Retype, word for word, the passage of the subquery pullup text below that opens with the words "4. The previous" and closes with "the naive way.".

● **PAGE EXCERPT**:
****************

1. Currently, the IN/EXISTS pullup is only done when the IN/EXISTS is a 
top-level qual. For example, this isn't currently pulled-up:


SELECT * FROM foo
WHERE foo.j IN (select bar.j from bar) OR foo.j < 10;

That's not a straight semi-join, but we could still turn it into a new 
kind of LEFT-SEMI join. A left-semi join is like a left join, in that it 
returns all rows from the left side, and NULLs for any non-matches. And 
like a semi-join, it returns only one matching row from the right-side, 
if there are duplicates. In the qual, replace the SubLink with an IS NOT 
NULL test. So logically, the above would be converted into:


SELECT * FROM foo
/* SEMI- */ LEFT JOIN (select bar.j from bar) ON foo.j = bar.j
WHERE bar.j IS NOT NULL OR foo.j < 10

This transformation can be applied to IN/EXIST type SubPlan references 
anywhere in the query, not only those in the WHERE clause.



2. Using a similar trick, we can transform subqueries that are not of 
the IN/EXISTS kind. (This isn't useful on its own, because this example 
would be handled as an InitPlan, which performs well. But it's a 
stepping stone in explaining this.)


For example:

SELECT * FROM foo
WHERE foo.j > (select avg(bar.j) from bar)

This can be implemented using yet another new join type, a LEFT-UNIQUE 
join. It's like a LEFT JOIN, but it must check that there are no 
duplicates in the right-hand-side, and throw an error if there are 
(ERROR:  more than one row returned by a subquery used as an expression).


SELECT * FROM foo
/* unique-checking */ LEFT JOIN (select avg(bar.j) as min_j from bar) as 
subq ON TRUE

WHERE foo.j > subq.min_j


3. All the previous examples are uncorrelated subqueries, but all these 
transformations can also be performed on correlated subqueries. The 
difference is that the subquery that's pulled up to the range table must 
be marked as LATERAL. For example:


SELECT * FROM foo
WHERE foo.j > (select avg(bar.j) from bar where bar.i = foo.i)

->

SELECT * FROM foo
/* UNIQUE-CHECKING */ LEFT JOIN LATERAL (select avg(bar.j) from bar 
where bar.i = foo.i) AS subq(j) ON true

WHERE foo.j > subq.j


4. The previous transformation isn't very interesting on its own, 
because the only way to implement a LATERAL join is a nested loop join, 
which is essentially the same as executing the subplan the naive way. 
But we can potentially de-correlate it, by pulling up the correlation qual:



SELECT * FROM foo
/* UNIQUE-CHECKING */ LEFT JOIN LATERAL (select bar.j, bar.i from bar 
WHERE bar.i = foo.i) AS subq(j, i) ON true

WHERE foo.j > subq.j

->

SELECT * FROM foo
/* UNIQUE-CHECKING */ LEFT JOIN (select bar.j, bar.i from bar) AS 
subq(j, i) ON subq.i = foo.i

WHERE foo.j > subq.j


This will get inlined into the parent query, getting rid of the subquery 
altogether. But even if that cannot be done, this is potentially much 
better

****************

Bounding box entries:
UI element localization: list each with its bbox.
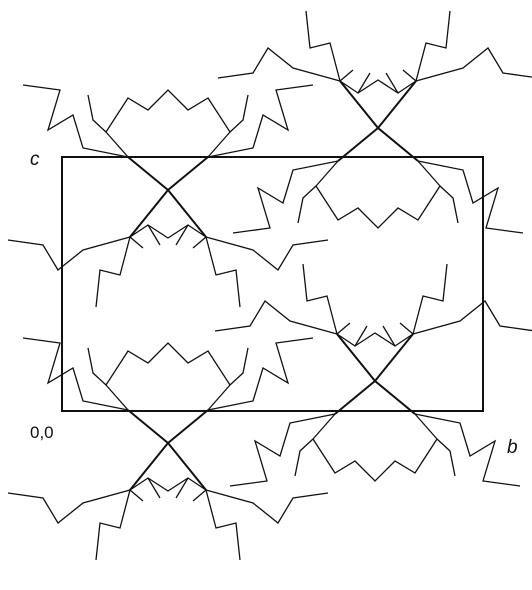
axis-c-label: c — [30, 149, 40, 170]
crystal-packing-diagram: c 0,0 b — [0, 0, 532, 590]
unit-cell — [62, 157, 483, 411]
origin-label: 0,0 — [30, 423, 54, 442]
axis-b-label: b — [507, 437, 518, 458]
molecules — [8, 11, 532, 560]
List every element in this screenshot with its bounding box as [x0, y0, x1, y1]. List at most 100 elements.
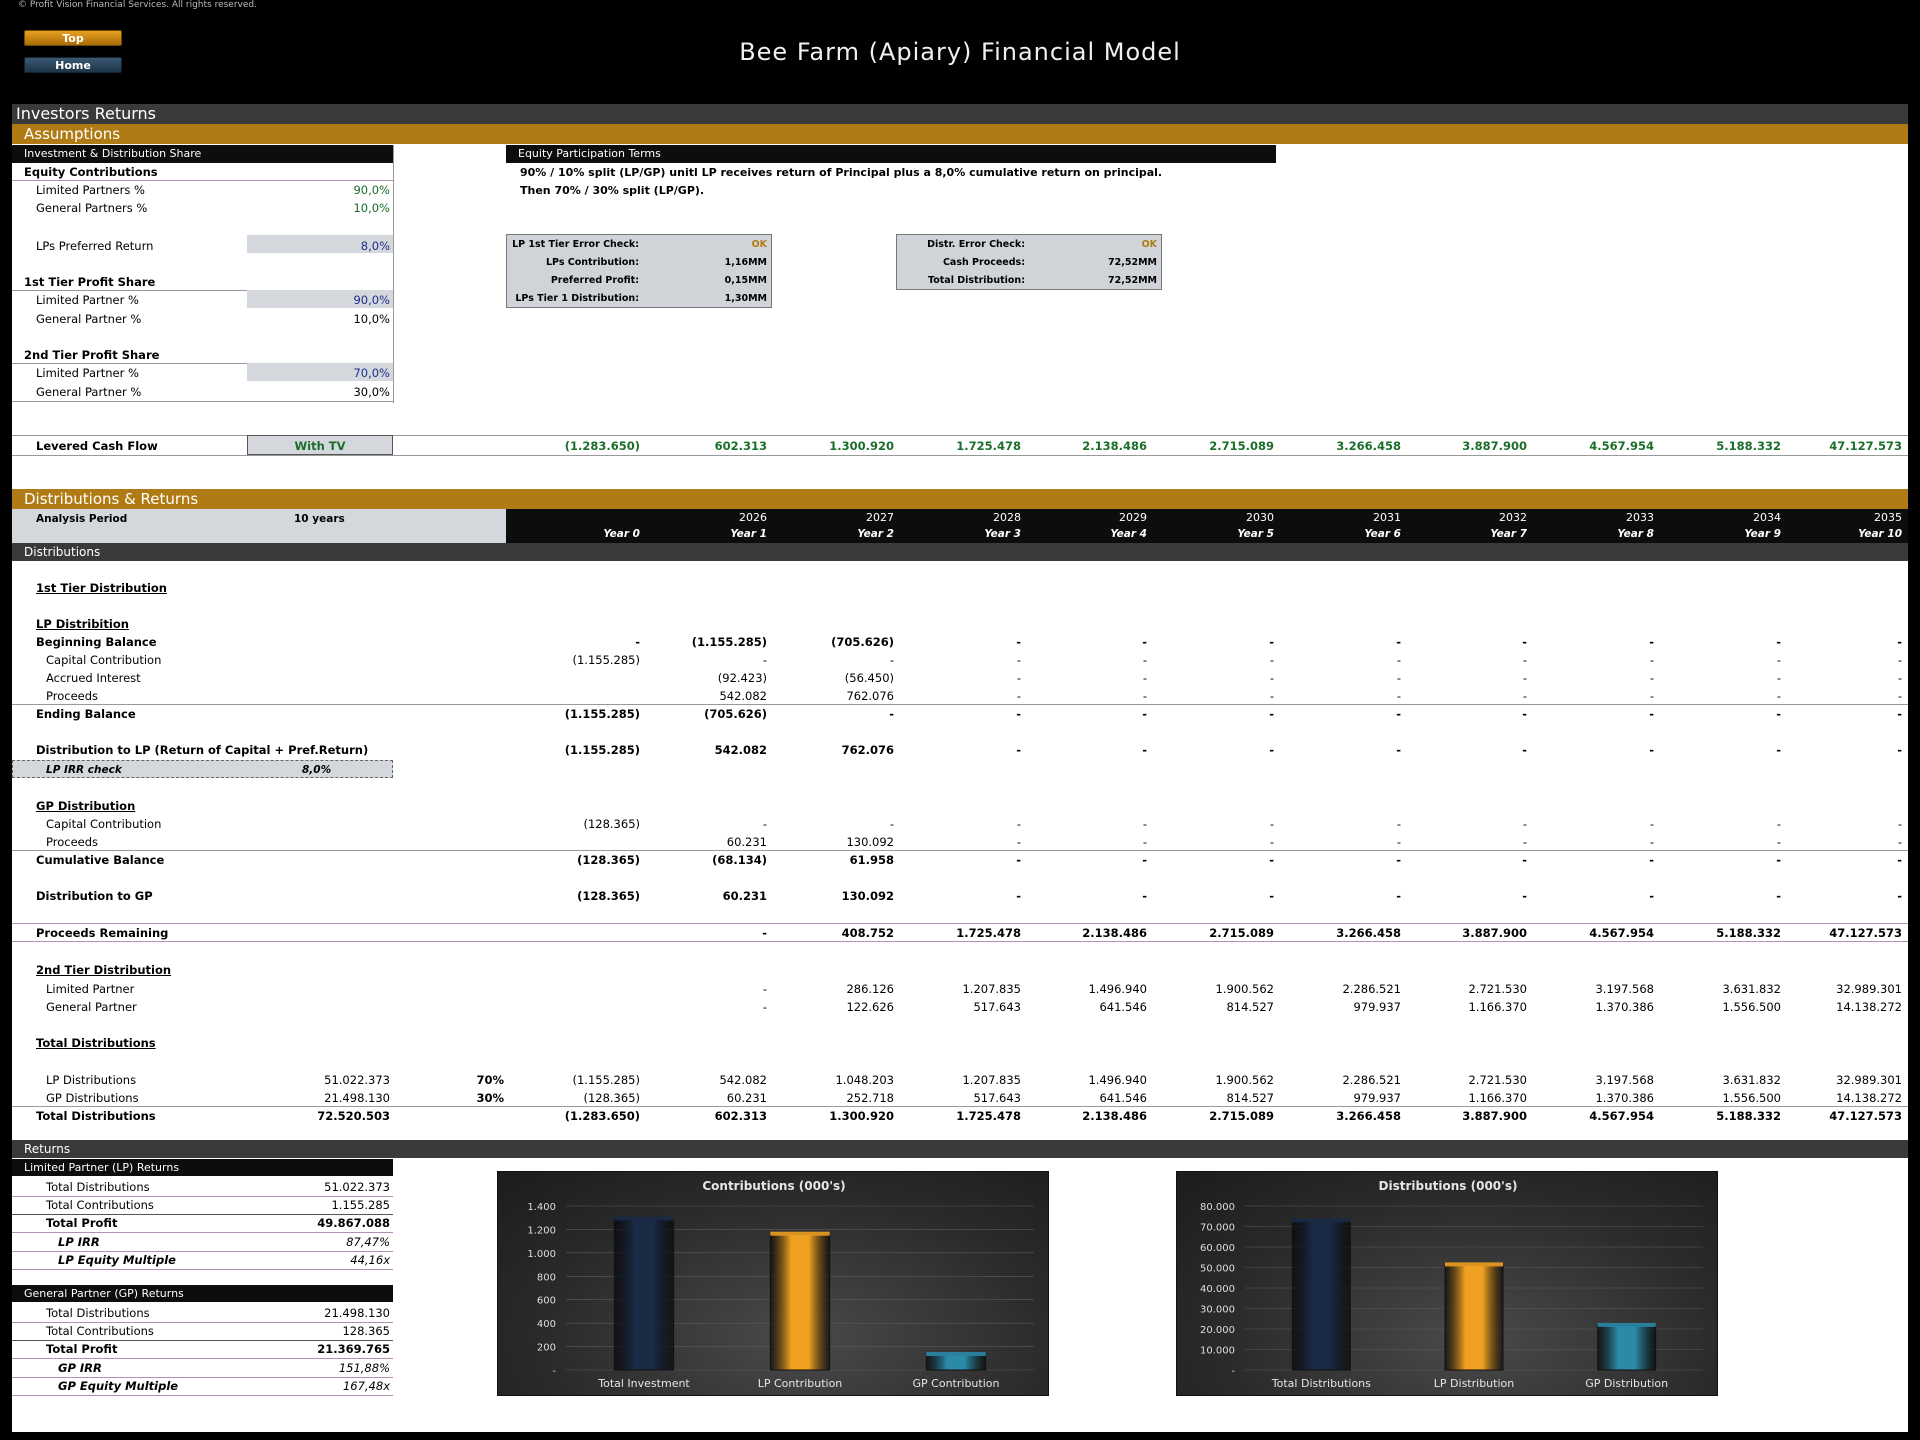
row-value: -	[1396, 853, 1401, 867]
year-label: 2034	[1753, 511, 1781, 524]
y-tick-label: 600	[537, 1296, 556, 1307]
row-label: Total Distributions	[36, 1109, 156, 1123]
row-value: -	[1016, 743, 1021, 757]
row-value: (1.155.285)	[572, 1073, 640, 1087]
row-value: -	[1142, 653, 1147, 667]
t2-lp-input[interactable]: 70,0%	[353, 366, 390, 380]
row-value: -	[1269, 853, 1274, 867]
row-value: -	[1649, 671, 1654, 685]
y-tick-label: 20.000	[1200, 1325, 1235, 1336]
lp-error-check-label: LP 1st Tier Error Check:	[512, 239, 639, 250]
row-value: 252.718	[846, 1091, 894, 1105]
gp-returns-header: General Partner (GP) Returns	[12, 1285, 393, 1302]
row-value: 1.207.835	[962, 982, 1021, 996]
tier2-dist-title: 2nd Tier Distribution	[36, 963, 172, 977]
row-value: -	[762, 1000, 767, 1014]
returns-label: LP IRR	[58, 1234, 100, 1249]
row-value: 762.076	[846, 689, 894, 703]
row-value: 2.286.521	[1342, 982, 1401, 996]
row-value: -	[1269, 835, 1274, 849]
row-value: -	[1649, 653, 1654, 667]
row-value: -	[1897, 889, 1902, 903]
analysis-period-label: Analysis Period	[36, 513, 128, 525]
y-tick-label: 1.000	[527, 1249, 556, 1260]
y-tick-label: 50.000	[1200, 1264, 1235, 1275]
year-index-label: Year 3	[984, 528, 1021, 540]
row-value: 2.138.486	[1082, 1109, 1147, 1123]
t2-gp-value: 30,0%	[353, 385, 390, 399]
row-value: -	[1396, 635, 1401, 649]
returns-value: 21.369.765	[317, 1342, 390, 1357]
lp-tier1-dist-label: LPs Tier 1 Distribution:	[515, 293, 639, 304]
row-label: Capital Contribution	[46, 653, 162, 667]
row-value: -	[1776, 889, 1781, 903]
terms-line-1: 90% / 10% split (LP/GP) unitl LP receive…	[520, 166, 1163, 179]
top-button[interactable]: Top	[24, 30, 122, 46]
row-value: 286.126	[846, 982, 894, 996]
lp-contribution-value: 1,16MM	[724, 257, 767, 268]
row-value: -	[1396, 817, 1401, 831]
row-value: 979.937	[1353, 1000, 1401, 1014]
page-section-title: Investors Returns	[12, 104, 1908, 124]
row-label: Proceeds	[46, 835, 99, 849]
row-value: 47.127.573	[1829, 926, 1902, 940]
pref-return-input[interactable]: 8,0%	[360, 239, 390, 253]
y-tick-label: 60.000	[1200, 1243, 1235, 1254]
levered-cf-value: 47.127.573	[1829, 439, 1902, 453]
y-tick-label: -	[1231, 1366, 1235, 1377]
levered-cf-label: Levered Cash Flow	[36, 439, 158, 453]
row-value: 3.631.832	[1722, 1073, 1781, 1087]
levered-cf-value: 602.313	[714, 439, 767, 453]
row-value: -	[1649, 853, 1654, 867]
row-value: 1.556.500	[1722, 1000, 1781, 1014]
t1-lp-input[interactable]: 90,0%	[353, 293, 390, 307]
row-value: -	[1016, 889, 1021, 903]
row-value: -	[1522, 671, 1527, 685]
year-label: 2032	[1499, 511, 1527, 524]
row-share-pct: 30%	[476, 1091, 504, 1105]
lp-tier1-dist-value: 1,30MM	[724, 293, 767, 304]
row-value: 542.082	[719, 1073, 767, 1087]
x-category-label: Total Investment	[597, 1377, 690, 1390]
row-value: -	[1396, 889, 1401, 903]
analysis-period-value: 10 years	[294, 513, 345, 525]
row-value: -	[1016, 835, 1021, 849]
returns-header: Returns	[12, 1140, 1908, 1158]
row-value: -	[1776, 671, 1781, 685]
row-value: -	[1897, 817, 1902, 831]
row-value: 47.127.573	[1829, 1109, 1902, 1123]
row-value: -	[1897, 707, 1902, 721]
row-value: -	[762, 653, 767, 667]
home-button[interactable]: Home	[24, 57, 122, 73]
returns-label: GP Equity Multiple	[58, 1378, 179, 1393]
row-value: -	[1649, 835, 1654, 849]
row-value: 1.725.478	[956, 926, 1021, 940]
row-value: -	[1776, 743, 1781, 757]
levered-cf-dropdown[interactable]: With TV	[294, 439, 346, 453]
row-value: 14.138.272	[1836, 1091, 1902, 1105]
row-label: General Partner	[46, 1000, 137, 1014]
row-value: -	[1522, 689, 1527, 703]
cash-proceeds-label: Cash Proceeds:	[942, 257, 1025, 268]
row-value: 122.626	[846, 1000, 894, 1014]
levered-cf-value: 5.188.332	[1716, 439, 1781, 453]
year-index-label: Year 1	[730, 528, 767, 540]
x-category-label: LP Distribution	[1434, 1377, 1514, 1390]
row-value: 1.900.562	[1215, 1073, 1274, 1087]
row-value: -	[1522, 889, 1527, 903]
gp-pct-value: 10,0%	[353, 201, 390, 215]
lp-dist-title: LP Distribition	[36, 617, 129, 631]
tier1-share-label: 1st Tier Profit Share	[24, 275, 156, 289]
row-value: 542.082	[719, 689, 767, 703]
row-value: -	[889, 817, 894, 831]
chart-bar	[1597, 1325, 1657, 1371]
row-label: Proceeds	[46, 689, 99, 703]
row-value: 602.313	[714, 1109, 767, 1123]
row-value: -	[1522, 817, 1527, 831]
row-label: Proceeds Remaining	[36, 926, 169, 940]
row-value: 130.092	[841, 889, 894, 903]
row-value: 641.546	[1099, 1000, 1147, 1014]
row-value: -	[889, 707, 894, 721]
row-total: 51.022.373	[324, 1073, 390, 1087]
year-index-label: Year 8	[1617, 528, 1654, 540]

****************

● **RESPONSE TO THIS EXERCISE**:
4. The previous transformation isn't very interesting on its own, 
because the only way to implement a LATERAL join is a nested loop join, 
which is essentially the same as executing the subplan the naive way.